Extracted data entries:
"""
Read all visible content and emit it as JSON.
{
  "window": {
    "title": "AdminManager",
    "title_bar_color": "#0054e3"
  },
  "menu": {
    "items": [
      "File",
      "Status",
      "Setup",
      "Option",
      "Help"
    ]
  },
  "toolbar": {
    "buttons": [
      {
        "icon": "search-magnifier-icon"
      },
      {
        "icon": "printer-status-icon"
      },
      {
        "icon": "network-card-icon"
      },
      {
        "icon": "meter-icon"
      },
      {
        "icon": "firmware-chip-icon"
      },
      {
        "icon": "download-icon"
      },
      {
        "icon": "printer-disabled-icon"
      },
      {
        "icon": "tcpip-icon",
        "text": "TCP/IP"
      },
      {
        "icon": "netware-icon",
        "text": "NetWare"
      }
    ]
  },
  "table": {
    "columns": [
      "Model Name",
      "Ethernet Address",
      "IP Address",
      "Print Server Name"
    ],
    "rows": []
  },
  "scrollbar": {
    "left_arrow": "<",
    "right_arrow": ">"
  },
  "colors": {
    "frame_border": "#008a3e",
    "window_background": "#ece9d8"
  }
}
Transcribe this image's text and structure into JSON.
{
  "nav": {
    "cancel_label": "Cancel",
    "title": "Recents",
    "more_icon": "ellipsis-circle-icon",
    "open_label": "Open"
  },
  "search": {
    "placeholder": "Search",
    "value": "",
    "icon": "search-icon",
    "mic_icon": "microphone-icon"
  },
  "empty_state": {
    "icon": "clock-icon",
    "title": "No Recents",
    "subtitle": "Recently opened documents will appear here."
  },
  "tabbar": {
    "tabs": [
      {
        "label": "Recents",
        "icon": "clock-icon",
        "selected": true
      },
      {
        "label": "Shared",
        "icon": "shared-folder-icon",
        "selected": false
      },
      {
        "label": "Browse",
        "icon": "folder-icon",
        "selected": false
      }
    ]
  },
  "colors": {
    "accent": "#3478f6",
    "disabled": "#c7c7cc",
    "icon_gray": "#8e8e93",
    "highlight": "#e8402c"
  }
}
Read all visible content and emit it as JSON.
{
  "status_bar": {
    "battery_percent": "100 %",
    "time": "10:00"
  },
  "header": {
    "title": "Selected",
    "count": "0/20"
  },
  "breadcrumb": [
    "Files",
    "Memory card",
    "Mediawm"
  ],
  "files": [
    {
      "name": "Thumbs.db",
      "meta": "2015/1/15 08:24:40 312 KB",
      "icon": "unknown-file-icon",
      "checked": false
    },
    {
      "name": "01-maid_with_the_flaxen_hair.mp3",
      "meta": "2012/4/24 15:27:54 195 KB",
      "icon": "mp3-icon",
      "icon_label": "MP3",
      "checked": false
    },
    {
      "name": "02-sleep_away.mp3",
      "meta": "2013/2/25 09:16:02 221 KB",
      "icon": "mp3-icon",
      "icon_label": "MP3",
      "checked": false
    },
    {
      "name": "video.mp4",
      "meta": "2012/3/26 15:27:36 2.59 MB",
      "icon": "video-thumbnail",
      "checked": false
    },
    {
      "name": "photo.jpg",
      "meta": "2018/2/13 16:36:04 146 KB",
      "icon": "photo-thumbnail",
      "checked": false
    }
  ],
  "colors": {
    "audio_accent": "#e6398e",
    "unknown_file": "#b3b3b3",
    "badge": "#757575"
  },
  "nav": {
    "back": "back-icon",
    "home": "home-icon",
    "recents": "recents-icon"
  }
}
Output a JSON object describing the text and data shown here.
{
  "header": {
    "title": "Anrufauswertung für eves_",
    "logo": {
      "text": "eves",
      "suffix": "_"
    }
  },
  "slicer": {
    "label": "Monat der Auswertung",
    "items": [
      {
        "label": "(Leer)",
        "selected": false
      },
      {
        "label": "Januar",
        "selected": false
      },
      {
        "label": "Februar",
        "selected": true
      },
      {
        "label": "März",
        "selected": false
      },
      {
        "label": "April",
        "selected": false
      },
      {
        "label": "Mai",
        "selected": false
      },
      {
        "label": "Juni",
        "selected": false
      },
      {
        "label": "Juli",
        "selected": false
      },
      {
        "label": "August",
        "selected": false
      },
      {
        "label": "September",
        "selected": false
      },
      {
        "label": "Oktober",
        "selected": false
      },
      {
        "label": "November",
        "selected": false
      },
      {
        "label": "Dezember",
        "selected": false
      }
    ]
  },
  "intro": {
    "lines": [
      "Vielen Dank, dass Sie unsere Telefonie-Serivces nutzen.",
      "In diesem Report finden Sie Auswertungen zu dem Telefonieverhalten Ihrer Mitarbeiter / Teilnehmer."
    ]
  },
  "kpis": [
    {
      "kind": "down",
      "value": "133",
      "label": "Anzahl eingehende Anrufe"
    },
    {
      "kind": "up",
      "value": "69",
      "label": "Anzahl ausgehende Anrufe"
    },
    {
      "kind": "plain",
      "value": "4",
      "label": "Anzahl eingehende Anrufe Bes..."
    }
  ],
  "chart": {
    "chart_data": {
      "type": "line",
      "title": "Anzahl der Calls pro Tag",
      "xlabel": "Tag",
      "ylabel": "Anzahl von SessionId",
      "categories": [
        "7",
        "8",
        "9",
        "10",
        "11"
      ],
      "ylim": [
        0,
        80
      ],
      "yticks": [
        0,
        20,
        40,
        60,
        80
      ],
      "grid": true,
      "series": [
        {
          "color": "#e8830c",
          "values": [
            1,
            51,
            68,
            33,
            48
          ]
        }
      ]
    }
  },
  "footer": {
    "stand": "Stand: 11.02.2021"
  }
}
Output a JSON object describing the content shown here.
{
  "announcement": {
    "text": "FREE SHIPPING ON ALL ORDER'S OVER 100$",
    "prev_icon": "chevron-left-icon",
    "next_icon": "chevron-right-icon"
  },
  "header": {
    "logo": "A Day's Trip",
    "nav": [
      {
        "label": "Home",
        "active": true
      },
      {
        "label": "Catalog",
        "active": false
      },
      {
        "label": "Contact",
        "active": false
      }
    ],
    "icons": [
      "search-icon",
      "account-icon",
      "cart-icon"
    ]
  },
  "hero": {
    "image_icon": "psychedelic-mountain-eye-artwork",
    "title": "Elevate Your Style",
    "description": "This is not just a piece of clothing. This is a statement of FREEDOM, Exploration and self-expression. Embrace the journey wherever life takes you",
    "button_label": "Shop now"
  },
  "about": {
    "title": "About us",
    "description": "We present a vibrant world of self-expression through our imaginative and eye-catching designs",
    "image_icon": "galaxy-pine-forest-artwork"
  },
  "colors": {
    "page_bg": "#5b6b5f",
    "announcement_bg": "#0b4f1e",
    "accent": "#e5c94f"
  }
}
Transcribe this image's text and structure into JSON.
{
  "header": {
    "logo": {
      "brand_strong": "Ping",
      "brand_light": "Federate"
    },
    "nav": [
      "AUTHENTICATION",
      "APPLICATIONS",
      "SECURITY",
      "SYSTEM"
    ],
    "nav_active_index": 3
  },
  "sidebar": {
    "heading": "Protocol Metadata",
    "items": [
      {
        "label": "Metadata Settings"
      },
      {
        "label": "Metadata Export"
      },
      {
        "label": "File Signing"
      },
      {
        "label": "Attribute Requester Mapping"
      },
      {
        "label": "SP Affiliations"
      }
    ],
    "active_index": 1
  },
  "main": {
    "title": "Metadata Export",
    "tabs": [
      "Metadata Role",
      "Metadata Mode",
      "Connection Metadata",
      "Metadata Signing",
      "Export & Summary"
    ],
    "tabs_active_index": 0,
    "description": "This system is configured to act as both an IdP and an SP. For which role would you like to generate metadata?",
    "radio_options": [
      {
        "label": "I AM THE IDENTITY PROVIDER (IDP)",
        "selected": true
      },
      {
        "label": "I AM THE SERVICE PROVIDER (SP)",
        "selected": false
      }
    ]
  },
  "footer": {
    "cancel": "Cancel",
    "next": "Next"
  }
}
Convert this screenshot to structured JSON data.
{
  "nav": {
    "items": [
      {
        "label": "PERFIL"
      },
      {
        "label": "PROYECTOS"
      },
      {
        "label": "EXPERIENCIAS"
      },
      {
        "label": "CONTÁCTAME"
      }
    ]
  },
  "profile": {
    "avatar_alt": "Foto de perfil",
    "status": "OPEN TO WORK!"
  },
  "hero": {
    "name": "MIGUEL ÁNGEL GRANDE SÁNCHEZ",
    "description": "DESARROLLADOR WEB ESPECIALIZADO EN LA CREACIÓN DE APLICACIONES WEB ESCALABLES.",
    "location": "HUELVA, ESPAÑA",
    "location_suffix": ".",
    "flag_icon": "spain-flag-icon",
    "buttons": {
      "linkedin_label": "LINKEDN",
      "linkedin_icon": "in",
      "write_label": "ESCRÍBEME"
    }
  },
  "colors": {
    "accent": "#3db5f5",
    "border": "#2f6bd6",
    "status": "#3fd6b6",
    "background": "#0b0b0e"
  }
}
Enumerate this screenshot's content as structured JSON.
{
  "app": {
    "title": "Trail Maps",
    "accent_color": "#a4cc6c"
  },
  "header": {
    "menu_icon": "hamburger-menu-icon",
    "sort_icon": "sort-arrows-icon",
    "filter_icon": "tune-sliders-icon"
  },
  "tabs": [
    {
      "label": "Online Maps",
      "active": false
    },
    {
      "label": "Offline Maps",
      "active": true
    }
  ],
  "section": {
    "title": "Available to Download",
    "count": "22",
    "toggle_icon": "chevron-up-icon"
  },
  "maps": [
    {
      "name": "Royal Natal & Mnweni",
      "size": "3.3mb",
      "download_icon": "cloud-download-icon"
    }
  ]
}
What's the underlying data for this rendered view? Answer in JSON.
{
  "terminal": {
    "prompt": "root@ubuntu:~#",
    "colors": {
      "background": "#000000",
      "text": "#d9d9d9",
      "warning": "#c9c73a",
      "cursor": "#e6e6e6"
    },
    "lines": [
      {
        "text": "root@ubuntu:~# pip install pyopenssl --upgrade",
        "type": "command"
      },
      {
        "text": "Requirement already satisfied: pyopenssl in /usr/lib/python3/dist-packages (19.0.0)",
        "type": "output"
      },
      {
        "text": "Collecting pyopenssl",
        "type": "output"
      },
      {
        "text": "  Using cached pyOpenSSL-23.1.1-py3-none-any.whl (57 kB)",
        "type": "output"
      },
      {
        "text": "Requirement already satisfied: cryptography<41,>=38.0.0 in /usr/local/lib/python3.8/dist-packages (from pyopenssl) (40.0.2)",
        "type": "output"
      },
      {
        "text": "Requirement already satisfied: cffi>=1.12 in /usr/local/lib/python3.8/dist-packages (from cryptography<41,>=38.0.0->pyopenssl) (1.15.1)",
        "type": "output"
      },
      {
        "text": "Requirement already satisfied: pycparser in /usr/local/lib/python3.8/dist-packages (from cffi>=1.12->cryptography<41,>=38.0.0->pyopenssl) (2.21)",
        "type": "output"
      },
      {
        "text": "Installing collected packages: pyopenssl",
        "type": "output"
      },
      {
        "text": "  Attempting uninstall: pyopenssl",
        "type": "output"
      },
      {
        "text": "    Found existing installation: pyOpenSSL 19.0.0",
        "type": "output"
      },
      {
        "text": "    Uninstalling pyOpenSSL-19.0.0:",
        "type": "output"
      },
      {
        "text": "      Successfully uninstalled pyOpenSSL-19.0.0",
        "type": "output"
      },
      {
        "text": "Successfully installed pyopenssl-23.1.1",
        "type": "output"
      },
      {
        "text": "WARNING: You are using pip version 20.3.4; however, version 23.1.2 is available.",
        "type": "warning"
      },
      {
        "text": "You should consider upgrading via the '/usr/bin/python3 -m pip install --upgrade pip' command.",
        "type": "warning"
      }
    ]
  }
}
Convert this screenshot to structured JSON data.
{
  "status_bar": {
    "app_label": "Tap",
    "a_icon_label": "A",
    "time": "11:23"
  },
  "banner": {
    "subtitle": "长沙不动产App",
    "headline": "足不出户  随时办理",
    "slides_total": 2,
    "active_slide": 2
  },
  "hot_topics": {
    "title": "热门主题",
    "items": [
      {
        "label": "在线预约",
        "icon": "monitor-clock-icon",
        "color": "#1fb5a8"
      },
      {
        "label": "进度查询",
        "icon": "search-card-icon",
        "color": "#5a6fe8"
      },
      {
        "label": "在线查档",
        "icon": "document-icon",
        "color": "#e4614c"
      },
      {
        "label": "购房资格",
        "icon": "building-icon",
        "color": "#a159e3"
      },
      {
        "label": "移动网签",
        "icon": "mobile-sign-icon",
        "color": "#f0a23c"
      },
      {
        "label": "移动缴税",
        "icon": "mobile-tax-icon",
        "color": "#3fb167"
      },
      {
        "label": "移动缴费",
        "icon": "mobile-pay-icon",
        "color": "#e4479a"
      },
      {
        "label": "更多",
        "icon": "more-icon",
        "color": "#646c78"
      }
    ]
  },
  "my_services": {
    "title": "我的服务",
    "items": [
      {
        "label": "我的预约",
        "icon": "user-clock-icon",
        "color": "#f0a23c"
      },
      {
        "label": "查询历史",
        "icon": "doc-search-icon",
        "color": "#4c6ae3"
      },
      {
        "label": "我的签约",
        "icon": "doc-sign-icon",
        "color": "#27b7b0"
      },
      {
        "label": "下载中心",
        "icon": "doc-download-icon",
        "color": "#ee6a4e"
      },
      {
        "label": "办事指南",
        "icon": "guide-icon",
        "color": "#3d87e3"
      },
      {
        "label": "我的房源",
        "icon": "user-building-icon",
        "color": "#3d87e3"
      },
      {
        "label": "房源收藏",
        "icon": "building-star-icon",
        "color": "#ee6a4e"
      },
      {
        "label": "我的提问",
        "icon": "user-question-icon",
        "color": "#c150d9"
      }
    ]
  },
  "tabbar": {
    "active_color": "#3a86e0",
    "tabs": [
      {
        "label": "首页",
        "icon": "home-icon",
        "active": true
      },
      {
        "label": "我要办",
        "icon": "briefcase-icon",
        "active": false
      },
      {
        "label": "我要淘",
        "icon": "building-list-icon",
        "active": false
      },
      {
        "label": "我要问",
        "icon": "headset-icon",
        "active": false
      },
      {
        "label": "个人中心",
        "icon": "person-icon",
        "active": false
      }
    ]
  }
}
"""
Search the lines for "content". Copy each line that has it.

Read all visible content and emit it as JSON.
Read all visible content and emit it as JSON.
Output a JSON object describing the content shown here.
Enumerate this screenshot's content as structured JSON.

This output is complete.